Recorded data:
◆ ◆ ◆

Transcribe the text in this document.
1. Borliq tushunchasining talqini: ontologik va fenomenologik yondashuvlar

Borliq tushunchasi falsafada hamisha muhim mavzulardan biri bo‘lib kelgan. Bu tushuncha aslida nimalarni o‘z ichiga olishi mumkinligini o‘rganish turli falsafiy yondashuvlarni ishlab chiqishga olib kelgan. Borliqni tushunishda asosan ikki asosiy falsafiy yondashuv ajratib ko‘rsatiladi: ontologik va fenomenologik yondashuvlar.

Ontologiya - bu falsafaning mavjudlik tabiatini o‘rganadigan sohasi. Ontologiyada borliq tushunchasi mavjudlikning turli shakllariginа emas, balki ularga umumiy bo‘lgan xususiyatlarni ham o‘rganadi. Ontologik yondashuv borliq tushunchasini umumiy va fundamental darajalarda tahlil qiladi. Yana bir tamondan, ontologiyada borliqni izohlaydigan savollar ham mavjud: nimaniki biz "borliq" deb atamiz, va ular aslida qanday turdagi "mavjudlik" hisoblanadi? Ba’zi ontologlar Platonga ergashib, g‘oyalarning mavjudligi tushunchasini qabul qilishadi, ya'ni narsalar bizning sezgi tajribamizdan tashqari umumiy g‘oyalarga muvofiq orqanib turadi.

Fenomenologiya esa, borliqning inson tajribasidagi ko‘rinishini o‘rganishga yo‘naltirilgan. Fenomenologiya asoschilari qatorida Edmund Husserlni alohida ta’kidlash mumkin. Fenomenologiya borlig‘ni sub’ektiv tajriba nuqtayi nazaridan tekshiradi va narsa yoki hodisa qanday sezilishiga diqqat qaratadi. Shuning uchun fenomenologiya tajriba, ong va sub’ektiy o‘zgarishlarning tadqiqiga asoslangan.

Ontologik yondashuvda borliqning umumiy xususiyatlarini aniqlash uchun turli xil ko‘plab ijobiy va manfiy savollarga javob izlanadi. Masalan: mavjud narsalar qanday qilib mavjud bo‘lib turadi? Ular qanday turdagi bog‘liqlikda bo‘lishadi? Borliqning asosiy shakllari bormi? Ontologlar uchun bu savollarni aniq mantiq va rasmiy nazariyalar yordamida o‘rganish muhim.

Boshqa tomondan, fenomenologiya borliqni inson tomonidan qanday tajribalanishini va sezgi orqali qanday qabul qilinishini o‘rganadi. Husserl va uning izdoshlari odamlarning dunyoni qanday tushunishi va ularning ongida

◆ ◆ ◆

GIVEN PROBLEM:
Word for word, quote all of the data above.

RESULT:
Transcribe the text in this document.
1. Borliq tushunchasining talqini: ontologik va fenomenologik yondashuvlar

Borliq tushunchasi falsafada hamisha muhim mavzulardan biri bo‘lib kelgan. Bu tushuncha aslida nimalarni o‘z ichiga olishi mumkinligini o‘rganish turli falsafiy yondashuvlarni ishlab chiqishga olib kelgan. Borliqni tushunishda asosan ikki asosiy falsafiy yondashuv ajratib ko‘rsatiladi: ontologik va fenomenologik yondashuvlar.

Ontologiya - bu falsafaning mavjudlik tabiatini o‘rganadigan sohasi. Ontologiyada borliq tushunchasi mavjudlikning turli shakllariginа emas, balki ularga umumiy bo‘lgan xususiyatlarni ham o‘rganadi. Ontologik yondashuv borliq tushunchasini umumiy va fundamental darajalarda tahlil qiladi. Yana bir tamondan, ontologiyada borliqni izohlaydigan savollar ham mavjud: nimaniki biz "borliq" deb atamiz, va ular aslida qanday turdagi "mavjudlik" hisoblanadi? Ba’zi ontologlar Platonga ergashib, g‘oyalarning mavjudligi tushunchasini qabul qilishadi, ya'ni narsalar bizning sezgi tajribamizdan tashqari umumiy g‘oyalarga muvofiq orqanib turadi.

Fenomenologiya esa, borliqning inson tajribasidagi ko‘rinishini o‘rganishga yo‘naltirilgan. Fenomenologiya asoschilari qatorida Edmund Husserlni alohida ta’kidlash mumkin. Fenomenologiya borlig‘ni sub’ektiv tajriba nuqtayi nazaridan tekshiradi va narsa yoki hodisa qanday sezilishiga diqqat qaratadi. Shuning uchun fenomenologiya tajriba, ong va sub’ektiy o‘zgarishlarning tadqiqiga asoslangan.

Ontologik yondashuvda borliqning umumiy xususiyatlarini aniqlash uchun turli xil ko‘plab ijobiy va manfiy savollarga javob izlanadi. Masalan: mavjud narsalar qanday qilib mavjud bo‘lib turadi? Ular qanday turdagi bog‘liqlikda bo‘lishadi? Borliqning asosiy shakllari bormi? Ontologlar uchun bu savollarni aniq mantiq va rasmiy nazariyalar yordamida o‘rganish muhim.

Boshqa tomondan, fenomenologiya borliqni inson tomonidan qanday tajribalanishini va sezgi orqali qanday qabul qilinishini o‘rganadi. Husserl va uning izdoshlari odamlarning dunyoni qanday tushunishi va ularning ongida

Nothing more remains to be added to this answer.